### Aim
Give the number of lines in the listing that hold the word "точности". Write nothing but that number.

### Dataset extract
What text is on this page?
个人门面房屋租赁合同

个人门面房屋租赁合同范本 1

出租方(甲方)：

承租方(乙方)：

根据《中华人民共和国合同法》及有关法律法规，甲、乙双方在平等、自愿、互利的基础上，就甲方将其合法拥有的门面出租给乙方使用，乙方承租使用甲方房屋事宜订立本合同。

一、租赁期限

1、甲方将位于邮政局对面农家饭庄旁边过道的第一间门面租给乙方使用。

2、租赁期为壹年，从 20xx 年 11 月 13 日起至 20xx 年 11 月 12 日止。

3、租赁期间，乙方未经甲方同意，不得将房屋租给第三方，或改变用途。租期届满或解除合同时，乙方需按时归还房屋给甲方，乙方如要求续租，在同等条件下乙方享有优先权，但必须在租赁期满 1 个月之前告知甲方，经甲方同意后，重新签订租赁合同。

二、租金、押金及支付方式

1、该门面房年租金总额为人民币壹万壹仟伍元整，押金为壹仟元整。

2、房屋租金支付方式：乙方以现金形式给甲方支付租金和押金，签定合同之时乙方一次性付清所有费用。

* * *

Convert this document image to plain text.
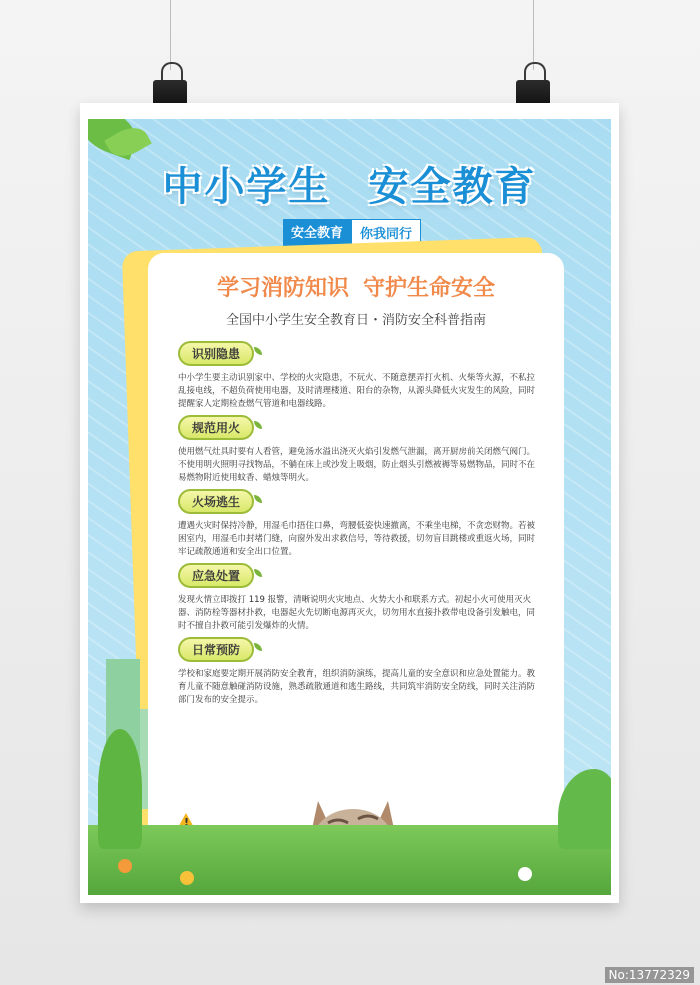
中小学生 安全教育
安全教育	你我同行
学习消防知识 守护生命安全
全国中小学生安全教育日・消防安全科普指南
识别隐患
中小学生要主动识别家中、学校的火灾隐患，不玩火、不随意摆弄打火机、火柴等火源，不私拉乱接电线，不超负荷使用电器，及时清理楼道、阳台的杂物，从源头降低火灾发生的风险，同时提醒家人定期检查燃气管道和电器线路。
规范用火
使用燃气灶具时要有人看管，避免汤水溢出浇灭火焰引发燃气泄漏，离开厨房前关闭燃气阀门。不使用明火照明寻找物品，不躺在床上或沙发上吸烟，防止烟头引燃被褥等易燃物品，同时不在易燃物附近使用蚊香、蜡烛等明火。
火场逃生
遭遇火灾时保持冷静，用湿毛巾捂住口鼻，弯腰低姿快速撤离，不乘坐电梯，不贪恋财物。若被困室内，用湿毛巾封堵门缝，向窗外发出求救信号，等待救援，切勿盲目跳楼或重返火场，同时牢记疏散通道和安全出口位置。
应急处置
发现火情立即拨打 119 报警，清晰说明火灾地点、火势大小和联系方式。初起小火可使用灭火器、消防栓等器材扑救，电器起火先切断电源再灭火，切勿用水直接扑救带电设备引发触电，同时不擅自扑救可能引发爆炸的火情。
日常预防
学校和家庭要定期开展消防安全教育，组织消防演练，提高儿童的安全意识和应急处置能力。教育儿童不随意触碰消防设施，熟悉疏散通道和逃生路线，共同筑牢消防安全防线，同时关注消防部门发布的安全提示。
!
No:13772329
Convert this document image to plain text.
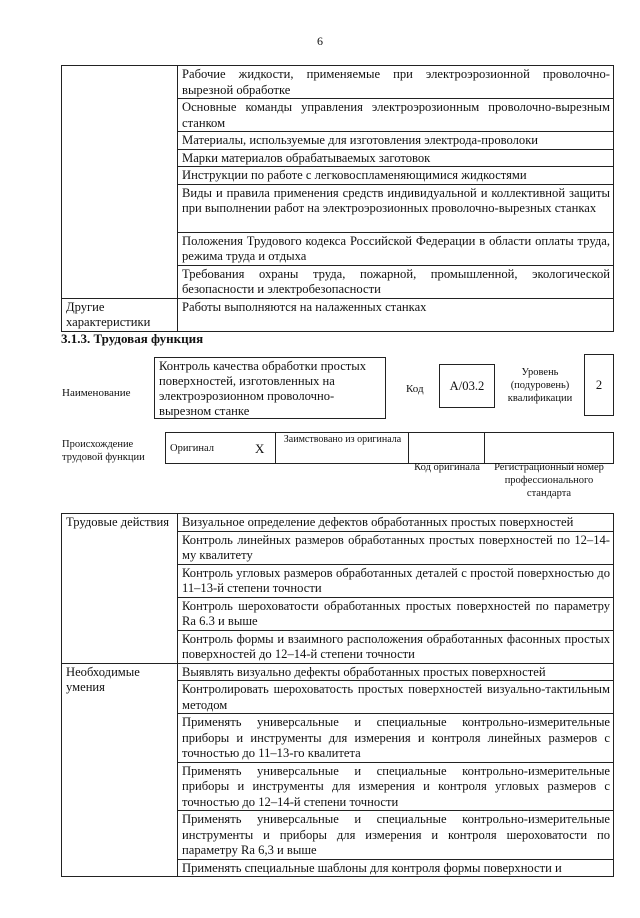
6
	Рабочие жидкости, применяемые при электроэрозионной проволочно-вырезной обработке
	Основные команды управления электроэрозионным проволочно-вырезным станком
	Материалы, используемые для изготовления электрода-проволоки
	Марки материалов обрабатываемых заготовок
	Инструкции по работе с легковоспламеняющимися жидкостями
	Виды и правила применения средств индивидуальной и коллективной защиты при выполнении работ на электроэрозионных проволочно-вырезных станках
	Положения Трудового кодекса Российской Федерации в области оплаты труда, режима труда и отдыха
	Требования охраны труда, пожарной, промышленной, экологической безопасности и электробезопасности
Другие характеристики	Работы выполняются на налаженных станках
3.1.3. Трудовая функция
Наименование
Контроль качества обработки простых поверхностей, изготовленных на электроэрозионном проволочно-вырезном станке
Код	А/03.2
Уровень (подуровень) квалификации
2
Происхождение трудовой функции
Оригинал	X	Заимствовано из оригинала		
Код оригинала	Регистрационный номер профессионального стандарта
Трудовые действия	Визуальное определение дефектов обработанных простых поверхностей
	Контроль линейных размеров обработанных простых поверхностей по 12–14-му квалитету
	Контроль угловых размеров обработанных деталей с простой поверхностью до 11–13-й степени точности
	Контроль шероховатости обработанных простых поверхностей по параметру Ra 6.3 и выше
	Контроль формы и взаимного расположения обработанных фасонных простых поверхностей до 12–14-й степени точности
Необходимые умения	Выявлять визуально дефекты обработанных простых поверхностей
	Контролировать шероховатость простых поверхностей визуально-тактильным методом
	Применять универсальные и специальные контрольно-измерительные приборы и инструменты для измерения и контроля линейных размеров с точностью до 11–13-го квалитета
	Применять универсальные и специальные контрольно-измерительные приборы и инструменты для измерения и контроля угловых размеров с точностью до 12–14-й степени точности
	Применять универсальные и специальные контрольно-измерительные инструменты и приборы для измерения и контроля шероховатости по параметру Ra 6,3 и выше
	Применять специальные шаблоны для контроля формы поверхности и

### The reply
3